WHAT IS ASKED >>
Return all lines that include the string "content".

[Records]
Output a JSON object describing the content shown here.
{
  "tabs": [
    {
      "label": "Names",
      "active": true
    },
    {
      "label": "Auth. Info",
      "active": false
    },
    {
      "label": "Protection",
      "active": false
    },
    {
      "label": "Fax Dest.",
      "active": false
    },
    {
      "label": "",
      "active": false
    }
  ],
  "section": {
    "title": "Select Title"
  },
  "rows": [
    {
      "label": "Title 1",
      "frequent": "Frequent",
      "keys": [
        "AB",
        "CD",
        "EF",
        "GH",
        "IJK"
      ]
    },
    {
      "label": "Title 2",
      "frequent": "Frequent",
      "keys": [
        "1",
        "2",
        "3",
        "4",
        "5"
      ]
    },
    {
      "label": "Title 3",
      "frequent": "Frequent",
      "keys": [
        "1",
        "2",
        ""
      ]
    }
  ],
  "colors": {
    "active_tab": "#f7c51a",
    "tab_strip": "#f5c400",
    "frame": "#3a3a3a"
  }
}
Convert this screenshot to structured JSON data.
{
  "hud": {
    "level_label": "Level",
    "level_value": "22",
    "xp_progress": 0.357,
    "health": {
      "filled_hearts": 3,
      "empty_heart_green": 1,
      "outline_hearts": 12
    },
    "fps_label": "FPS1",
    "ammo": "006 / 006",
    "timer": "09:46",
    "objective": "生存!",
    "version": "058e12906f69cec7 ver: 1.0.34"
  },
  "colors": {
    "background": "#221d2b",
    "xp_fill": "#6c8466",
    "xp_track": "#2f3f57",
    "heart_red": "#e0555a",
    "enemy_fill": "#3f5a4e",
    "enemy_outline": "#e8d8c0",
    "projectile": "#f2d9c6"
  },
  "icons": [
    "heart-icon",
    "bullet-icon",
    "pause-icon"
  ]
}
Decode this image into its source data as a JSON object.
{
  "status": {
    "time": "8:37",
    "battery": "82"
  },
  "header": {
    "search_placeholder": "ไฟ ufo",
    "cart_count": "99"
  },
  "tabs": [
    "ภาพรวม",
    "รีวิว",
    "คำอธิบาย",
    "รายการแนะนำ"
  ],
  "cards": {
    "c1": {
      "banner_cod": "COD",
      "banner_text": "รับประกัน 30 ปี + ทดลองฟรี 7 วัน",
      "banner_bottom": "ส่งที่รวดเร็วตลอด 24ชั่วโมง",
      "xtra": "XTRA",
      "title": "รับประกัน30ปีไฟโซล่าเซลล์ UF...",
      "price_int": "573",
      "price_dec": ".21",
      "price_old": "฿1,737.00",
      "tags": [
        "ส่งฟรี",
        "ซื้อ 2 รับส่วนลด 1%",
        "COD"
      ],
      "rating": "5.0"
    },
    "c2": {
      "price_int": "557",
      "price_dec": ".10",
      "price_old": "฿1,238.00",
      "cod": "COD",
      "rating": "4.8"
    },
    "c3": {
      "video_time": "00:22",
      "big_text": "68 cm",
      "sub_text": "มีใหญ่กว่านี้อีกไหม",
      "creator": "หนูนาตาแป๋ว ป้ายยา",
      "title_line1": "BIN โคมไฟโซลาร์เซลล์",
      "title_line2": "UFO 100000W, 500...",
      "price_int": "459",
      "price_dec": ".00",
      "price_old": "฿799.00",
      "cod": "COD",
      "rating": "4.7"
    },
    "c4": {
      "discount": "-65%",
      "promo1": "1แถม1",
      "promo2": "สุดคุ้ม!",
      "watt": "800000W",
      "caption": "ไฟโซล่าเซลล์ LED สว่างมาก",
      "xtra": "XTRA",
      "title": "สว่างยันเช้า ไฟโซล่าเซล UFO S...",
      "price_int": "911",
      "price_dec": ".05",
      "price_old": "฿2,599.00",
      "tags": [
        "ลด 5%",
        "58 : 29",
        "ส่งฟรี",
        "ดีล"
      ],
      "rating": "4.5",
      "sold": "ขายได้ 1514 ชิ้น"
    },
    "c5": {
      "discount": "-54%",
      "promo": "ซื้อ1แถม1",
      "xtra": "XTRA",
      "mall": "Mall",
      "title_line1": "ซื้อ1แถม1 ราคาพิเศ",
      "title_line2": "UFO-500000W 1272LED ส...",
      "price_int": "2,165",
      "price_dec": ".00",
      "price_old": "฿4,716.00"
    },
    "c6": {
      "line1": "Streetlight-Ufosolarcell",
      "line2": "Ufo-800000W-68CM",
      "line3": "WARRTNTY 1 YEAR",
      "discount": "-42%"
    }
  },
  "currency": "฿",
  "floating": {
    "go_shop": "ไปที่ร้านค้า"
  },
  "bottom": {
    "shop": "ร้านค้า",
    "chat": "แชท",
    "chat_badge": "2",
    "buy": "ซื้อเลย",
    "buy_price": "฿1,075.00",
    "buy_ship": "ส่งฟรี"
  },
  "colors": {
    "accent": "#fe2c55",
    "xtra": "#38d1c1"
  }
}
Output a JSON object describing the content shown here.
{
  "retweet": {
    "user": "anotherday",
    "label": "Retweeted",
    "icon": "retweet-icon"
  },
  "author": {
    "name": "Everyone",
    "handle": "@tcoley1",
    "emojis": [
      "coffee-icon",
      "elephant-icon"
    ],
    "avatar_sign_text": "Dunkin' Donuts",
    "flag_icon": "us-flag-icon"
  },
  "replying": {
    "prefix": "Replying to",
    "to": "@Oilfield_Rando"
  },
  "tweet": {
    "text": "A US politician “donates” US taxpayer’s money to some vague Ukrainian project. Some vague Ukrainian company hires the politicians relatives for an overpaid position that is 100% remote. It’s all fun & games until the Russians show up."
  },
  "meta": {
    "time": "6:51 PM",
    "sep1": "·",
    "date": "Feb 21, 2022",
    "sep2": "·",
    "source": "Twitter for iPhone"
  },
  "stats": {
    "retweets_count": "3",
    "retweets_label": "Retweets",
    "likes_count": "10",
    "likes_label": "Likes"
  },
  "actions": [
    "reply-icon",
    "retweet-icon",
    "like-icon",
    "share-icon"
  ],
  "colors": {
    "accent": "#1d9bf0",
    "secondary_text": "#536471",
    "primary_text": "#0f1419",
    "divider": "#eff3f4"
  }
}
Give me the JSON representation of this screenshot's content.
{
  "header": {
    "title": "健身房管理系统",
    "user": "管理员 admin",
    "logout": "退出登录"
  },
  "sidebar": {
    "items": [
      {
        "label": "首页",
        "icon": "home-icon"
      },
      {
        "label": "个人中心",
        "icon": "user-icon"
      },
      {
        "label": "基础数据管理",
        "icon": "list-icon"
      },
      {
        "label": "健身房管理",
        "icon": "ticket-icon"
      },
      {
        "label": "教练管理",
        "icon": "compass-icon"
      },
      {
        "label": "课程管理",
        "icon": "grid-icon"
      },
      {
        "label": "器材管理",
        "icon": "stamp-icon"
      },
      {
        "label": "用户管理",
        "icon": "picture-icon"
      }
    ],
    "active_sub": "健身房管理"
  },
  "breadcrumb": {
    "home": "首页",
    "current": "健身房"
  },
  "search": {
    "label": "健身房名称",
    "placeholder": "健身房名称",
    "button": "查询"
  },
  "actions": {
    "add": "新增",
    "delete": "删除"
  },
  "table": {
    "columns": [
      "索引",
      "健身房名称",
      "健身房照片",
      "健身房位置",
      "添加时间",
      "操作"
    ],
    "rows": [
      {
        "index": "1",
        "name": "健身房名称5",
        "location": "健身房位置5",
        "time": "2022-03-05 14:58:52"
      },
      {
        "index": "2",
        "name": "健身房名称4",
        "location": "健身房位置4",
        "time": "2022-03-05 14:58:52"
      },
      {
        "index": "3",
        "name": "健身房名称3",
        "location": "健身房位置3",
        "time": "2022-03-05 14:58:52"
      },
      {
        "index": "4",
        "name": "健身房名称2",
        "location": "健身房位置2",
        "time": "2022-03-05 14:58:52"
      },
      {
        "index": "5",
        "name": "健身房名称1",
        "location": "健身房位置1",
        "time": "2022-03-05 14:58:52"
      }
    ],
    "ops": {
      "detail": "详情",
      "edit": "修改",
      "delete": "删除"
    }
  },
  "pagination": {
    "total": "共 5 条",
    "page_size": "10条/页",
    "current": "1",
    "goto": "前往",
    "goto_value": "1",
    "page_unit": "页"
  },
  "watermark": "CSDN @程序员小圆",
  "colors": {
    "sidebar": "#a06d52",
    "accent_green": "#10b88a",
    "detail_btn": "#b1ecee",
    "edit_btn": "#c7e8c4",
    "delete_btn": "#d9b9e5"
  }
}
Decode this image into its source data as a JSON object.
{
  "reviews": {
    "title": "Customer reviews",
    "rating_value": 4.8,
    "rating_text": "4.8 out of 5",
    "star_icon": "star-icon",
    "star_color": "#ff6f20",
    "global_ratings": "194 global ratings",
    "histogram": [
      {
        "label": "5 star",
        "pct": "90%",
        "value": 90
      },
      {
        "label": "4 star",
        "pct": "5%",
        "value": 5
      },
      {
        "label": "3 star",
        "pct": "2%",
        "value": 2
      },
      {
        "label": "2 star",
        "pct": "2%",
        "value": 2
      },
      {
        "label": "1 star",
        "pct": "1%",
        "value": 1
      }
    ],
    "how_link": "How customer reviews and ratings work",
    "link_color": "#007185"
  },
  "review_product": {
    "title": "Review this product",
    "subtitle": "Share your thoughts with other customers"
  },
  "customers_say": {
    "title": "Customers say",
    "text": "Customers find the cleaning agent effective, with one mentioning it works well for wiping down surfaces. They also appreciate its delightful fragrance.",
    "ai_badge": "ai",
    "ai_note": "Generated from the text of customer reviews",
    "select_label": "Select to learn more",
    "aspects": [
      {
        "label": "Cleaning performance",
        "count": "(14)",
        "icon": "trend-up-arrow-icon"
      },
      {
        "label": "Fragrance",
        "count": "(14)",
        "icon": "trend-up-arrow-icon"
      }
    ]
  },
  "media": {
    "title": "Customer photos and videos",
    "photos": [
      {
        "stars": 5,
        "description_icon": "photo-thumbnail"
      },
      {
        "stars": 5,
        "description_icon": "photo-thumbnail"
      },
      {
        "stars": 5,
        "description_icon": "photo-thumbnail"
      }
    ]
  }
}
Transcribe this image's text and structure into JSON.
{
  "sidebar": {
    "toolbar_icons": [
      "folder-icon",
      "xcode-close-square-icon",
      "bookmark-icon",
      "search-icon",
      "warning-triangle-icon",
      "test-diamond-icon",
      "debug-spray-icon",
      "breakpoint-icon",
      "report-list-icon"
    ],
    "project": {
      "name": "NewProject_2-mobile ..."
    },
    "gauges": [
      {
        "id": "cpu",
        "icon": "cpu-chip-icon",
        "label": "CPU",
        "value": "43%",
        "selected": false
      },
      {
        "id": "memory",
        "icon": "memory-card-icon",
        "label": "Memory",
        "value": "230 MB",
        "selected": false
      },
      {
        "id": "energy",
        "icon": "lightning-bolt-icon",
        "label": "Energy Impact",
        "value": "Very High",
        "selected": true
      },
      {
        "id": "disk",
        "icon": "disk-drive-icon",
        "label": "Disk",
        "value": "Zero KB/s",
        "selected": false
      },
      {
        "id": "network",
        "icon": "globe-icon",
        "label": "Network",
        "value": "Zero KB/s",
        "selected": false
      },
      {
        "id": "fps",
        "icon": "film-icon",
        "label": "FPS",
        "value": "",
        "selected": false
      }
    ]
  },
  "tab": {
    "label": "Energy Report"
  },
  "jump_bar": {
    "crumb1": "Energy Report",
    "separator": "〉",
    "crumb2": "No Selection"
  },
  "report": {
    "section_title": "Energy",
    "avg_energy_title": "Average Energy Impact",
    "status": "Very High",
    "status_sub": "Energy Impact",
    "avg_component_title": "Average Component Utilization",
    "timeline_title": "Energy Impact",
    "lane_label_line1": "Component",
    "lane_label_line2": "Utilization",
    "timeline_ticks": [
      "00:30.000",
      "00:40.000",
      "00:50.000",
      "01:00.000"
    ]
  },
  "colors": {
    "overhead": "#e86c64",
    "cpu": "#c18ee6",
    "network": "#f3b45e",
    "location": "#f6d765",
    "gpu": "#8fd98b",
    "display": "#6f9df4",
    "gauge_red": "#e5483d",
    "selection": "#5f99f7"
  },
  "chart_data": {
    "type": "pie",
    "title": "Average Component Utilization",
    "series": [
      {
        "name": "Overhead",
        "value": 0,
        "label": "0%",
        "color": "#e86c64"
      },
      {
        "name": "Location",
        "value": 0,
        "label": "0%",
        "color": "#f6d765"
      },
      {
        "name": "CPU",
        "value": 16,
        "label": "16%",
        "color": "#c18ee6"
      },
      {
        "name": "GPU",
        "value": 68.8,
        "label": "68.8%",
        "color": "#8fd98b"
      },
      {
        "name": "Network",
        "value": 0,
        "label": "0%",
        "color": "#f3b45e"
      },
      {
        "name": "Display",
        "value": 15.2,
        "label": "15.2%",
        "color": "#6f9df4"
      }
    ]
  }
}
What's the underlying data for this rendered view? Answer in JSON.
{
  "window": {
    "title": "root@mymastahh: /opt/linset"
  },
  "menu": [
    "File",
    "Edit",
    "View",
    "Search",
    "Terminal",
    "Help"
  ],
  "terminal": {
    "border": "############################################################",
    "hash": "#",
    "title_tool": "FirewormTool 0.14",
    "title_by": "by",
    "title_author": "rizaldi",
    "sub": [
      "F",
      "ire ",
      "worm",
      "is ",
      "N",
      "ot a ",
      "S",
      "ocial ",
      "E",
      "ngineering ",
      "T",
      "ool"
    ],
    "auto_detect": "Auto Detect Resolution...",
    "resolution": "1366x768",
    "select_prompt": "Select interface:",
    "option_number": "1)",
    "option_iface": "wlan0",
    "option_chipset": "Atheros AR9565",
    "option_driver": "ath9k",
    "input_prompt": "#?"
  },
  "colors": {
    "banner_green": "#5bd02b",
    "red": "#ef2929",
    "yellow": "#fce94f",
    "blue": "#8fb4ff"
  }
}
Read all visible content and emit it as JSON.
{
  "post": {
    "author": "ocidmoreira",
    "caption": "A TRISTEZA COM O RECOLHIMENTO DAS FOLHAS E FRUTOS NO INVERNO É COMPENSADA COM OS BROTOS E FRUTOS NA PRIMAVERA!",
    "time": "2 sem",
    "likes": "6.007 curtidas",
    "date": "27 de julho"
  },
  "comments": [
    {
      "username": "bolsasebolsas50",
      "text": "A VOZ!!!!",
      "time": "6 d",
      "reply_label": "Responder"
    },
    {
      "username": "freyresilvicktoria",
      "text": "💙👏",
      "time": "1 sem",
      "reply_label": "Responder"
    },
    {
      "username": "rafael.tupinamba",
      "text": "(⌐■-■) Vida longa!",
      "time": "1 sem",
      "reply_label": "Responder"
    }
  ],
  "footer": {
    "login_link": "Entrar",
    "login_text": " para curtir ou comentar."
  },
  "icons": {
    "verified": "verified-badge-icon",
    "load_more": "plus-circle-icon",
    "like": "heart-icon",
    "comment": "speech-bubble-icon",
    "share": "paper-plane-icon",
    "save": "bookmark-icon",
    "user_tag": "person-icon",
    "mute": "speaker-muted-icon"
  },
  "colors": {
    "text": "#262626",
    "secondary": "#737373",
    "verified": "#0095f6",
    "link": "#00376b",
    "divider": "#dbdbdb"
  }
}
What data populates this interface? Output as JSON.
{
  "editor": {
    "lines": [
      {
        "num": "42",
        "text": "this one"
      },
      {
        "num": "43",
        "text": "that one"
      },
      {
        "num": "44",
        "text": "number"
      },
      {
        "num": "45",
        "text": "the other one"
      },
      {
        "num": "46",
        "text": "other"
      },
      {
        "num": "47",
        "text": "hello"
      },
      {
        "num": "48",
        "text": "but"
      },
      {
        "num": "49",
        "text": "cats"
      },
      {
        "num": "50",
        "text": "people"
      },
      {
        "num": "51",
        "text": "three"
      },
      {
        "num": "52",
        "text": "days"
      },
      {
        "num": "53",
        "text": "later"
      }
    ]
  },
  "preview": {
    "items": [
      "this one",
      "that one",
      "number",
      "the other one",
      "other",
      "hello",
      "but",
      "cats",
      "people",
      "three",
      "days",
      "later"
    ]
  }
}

RESPONSE TO THE EXERCISE >>
Output a JSON object describing the content shown here.
Output a JSON object describing the content shown here.
Give me the JSON representation of this screenshot's content.
Read all visible content and emit it as JSON.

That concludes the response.